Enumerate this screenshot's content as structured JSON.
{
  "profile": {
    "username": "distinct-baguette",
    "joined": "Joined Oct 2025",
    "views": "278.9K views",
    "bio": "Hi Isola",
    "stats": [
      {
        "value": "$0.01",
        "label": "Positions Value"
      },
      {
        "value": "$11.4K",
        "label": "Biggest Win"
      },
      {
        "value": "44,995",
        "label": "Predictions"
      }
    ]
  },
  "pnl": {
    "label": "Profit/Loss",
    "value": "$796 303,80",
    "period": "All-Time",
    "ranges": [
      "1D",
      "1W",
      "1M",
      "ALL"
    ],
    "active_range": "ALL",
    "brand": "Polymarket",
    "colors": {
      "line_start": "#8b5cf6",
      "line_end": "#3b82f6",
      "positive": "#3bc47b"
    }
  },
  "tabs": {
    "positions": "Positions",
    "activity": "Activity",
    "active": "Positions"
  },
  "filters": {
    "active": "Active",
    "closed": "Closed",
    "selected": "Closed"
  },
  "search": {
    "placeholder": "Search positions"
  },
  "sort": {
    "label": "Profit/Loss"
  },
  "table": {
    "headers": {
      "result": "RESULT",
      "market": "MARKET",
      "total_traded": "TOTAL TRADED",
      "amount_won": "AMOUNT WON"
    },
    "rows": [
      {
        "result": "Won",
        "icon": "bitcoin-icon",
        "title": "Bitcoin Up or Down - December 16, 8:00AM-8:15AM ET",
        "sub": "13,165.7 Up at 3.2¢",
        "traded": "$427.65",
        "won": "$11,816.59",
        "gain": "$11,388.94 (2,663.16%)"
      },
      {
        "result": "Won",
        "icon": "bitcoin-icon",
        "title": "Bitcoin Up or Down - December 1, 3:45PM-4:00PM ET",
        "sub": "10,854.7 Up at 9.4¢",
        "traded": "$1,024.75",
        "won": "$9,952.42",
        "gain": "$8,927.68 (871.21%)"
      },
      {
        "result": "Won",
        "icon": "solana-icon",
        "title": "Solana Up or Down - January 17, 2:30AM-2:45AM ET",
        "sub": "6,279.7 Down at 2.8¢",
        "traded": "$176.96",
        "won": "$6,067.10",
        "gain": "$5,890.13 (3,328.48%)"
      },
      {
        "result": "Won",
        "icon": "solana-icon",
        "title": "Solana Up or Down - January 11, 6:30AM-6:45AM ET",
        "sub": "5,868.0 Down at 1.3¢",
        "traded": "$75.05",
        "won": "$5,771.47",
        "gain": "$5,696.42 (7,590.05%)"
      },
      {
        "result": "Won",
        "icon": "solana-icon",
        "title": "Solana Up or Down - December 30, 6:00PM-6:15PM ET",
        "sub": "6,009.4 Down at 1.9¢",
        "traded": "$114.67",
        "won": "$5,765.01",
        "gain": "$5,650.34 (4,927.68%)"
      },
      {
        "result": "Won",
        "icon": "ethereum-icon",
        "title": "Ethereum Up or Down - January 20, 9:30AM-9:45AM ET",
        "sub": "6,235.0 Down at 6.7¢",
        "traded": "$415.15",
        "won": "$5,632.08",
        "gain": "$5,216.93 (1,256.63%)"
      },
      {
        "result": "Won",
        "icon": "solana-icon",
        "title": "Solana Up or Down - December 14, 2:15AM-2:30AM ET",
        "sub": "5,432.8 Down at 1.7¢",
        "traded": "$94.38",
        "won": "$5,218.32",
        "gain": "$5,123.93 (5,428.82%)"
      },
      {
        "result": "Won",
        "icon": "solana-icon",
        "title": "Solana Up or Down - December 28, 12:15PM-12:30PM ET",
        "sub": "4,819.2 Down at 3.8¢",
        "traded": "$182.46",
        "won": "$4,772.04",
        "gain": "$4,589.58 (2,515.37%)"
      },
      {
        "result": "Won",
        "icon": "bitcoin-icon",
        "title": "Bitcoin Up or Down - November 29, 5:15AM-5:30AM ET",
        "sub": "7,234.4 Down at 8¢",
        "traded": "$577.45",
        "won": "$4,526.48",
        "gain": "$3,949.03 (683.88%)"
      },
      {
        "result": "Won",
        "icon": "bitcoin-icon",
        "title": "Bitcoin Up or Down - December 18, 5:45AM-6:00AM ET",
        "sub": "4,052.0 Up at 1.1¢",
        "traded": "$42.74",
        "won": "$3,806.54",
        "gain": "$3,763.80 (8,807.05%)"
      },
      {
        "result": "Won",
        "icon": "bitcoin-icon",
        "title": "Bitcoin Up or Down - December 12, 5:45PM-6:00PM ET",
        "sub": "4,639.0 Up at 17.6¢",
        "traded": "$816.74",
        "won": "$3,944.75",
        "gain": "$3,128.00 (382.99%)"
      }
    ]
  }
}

§ Aim:
Report back each line of the entries that holds the string "label".

§ Full response:
        "label": "Positions Value"
        "label": "Biggest Win"
        "label": "Predictions"
    "label": "Profit/Loss",
    "label": "Profit/Loss"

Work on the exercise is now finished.